* **Set problem**
Copy every entry word for word. Skip the pictures.

(Data entries)
□ □ □ □ □

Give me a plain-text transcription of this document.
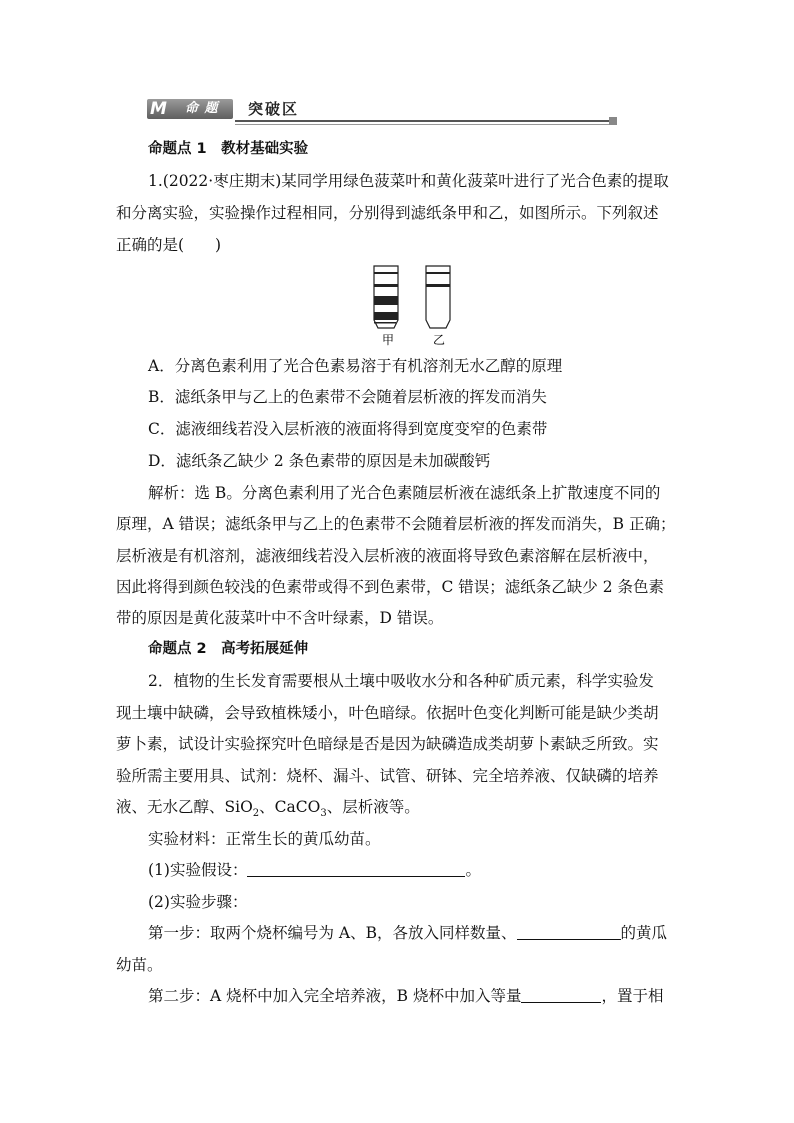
M 命 题 突破区
命题点 1　教材基础实验
1.(2022·枣庄期末)某同学用绿色菠菜叶和黄化菠菜叶进行了光合色素的提取
和分离实验，实验操作过程相同，分别得到滤纸条甲和乙，如图所示。下列叙述
正确的是(　　)
甲	乙
A．分离色素利用了光合色素易溶于有机溶剂无水乙醇的原理
B．滤纸条甲与乙上的色素带不会随着层析液的挥发而消失
C．滤液细线若没入层析液的液面将得到宽度变窄的色素带
D．滤纸条乙缺少 2 条色素带的原因是未加碳酸钙
解析：选 B。分离色素利用了光合色素随层析液在滤纸条上扩散速度不同的
原理，A 错误；滤纸条甲与乙上的色素带不会随着层析液的挥发而消失，B 正确；
层析液是有机溶剂，滤液细线若没入层析液的液面将导致色素溶解在层析液中，
因此将得到颜色较浅的色素带或得不到色素带，C 错误；滤纸条乙缺少 2 条色素
带的原因是黄化菠菜叶中不含叶绿素，D 错误。
命题点 2　高考拓展延伸
2．植物的生长发育需要根从土壤中吸收水分和各种矿质元素，科学实验发
现土壤中缺磷，会导致植株矮小，叶色暗绿。依据叶色变化判断可能是缺少类胡
萝卜素，试设计实验探究叶色暗绿是否是因为缺磷造成类胡萝卜素缺乏所致。实
验所需主要用具、试剂：烧杯、漏斗、试管、研钵、完全培养液、仅缺磷的培养
液、无水乙醇、SiO$_2$、CaCO$_3$、层析液等。
实验材料：正常生长的黄瓜幼苗。
(1)实验假设：	。
(2)实验步骤：
第一步：取两个烧杯编号为 A、B，各放入同样数量、	的黄瓜
幼苗。
第二步：A 烧杯中加入完全培养液，B 烧杯中加入等量	，置于相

□ □ □ □ □

* **Result of the exercise**
Give me a plain-text transcription of this document.
M 命 题 突破区
命题点 1　教材基础实验
1.(2022·枣庄期末)某同学用绿色菠菜叶和黄化菠菜叶进行了光合色素的提取
和分离实验，实验操作过程相同，分别得到滤纸条甲和乙，如图所示。下列叙述
正确的是(　　)
甲	乙
A．分离色素利用了光合色素易溶于有机溶剂无水乙醇的原理
B．滤纸条甲与乙上的色素带不会随着层析液的挥发而消失
C．滤液细线若没入层析液的液面将得到宽度变窄的色素带
D．滤纸条乙缺少 2 条色素带的原因是未加碳酸钙
解析：选 B。分离色素利用了光合色素随层析液在滤纸条上扩散速度不同的
原理，A 错误；滤纸条甲与乙上的色素带不会随着层析液的挥发而消失，B 正确；
层析液是有机溶剂，滤液细线若没入层析液的液面将导致色素溶解在层析液中，
因此将得到颜色较浅的色素带或得不到色素带，C 错误；滤纸条乙缺少 2 条色素
带的原因是黄化菠菜叶中不含叶绿素，D 错误。
命题点 2　高考拓展延伸
2．植物的生长发育需要根从土壤中吸收水分和各种矿质元素，科学实验发
现土壤中缺磷，会导致植株矮小，叶色暗绿。依据叶色变化判断可能是缺少类胡
萝卜素，试设计实验探究叶色暗绿是否是因为缺磷造成类胡萝卜素缺乏所致。实
验所需主要用具、试剂：烧杯、漏斗、试管、研钵、完全培养液、仅缺磷的培养
液、无水乙醇、SiO$_2$、CaCO$_3$、层析液等。
实验材料：正常生长的黄瓜幼苗。
(1)实验假设：	。
(2)实验步骤：
第一步：取两个烧杯编号为 A、B，各放入同样数量、	的黄瓜
幼苗。
第二步：A 烧杯中加入完全培养液，B 烧杯中加入等量	，置于相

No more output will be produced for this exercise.